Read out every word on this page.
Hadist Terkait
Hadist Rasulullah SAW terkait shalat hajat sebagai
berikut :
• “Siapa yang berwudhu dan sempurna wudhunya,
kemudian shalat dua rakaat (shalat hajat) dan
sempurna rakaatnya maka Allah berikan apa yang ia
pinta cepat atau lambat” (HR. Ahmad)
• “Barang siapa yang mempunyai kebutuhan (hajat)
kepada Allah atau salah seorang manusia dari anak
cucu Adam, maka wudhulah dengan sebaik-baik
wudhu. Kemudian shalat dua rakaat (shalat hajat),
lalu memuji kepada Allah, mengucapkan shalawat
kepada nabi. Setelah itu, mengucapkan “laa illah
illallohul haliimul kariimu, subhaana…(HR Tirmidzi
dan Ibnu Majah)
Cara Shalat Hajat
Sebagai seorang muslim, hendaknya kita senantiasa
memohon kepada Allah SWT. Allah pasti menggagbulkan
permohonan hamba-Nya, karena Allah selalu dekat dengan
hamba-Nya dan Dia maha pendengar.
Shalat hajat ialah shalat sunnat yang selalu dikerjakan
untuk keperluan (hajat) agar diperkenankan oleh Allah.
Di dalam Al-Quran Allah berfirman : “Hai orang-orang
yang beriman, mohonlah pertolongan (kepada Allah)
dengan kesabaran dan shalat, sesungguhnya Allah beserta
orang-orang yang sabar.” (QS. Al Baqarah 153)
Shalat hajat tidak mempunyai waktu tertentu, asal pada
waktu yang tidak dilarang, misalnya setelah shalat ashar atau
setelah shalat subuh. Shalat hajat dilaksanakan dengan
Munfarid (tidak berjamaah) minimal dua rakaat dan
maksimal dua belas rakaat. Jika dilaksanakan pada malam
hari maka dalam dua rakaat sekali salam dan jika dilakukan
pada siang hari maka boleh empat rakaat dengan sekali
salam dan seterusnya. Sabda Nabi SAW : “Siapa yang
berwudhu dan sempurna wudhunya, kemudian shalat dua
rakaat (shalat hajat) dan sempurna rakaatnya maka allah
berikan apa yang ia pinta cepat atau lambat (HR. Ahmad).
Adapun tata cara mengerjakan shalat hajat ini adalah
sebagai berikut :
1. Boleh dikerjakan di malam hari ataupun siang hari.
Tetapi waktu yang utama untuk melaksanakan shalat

****************

§ **Work to do**
Pick out the lines that contain "salam" and copy them.

§ **Written solution**
hari maka dalam dua rakaat sekali salam dan jika dilakukan
salam dan seterusnya. Sabda Nabi SAW : “Siapa yang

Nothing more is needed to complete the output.